=== GIVEN INSTRUCTION ===
Check every line below for the string "label", and copy the lines that contain it.

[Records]
....

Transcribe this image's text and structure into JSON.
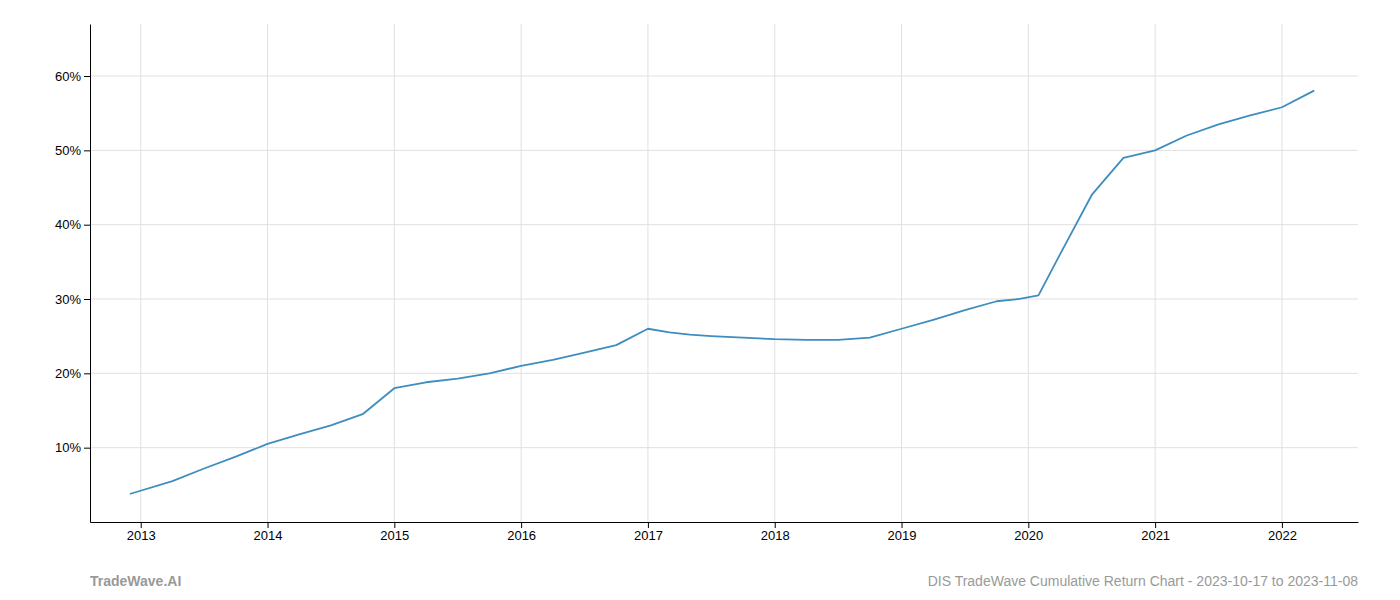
{
  "chart_data": {
    "type": "line",
    "x": [
      2012.92,
      2013.25,
      2013.5,
      2013.75,
      2014.0,
      2014.25,
      2014.5,
      2014.75,
      2015.0,
      2015.25,
      2015.5,
      2015.75,
      2016.0,
      2016.25,
      2016.5,
      2016.75,
      2017.0,
      2017.17,
      2017.33,
      2017.5,
      2017.75,
      2018.0,
      2018.25,
      2018.5,
      2018.75,
      2019.0,
      2019.25,
      2019.5,
      2019.75,
      2019.92,
      2020.08,
      2020.25,
      2020.5,
      2020.75,
      2021.0,
      2021.25,
      2021.5,
      2021.75,
      2022.0,
      2022.25
    ],
    "values": [
      0.038,
      0.055,
      0.072,
      0.088,
      0.105,
      0.118,
      0.13,
      0.145,
      0.18,
      0.188,
      0.193,
      0.2,
      0.21,
      0.218,
      0.228,
      0.238,
      0.26,
      0.255,
      0.252,
      0.25,
      0.248,
      0.246,
      0.245,
      0.245,
      0.248,
      0.26,
      0.272,
      0.285,
      0.297,
      0.3,
      0.305,
      0.36,
      0.44,
      0.49,
      0.5,
      0.52,
      0.535,
      0.547,
      0.558,
      0.58
    ],
    "color": "#3e8dbf",
    "xlim": [
      2012.6,
      2022.6
    ],
    "ylim": [
      0.0,
      0.67
    ],
    "xticks": [
      2013,
      2014,
      2015,
      2016,
      2017,
      2018,
      2019,
      2020,
      2021,
      2022
    ],
    "yticks": [
      {
        "value": 0.1,
        "label": "10%"
      },
      {
        "value": 0.2,
        "label": "20%"
      },
      {
        "value": 0.3,
        "label": "30%"
      },
      {
        "value": 0.4,
        "label": "40%"
      },
      {
        "value": 0.5,
        "label": "50%"
      },
      {
        "value": 0.6,
        "label": "60%"
      }
    ],
    "grid": true,
    "annotations": [
      "TradeWave.AI",
      "DIS TradeWave Cumulative Return Chart - 2023-10-17 to 2023-11-08"
    ]
  }
}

....

=== IN RESPONSE ===
        "label": "10%"
        "label": "20%"
        "label": "30%"
        "label": "40%"
        "label": "50%"
        "label": "60%"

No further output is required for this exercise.